**WORK TO BE COMPLETED**
Copy every line of the records below that holds the word "Data".
+++ RECORDS FOR THE EXERCISE
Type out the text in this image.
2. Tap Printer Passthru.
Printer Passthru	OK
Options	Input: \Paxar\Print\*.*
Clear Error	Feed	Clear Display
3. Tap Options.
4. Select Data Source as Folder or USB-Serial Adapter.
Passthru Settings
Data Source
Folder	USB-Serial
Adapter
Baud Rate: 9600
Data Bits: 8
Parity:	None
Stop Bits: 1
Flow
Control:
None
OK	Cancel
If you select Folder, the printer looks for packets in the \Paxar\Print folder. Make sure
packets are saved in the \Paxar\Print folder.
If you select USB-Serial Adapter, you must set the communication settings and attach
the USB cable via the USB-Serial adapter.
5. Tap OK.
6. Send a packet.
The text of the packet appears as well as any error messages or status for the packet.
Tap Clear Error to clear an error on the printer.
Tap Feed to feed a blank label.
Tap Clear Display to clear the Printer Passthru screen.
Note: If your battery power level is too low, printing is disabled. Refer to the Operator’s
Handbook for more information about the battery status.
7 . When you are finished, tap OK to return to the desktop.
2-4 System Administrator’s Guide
++++++
**FINISHED ANSWER**
4. Select Data Source as Folder or USB-Serial Adapter.
Data Source
Data Bits: 8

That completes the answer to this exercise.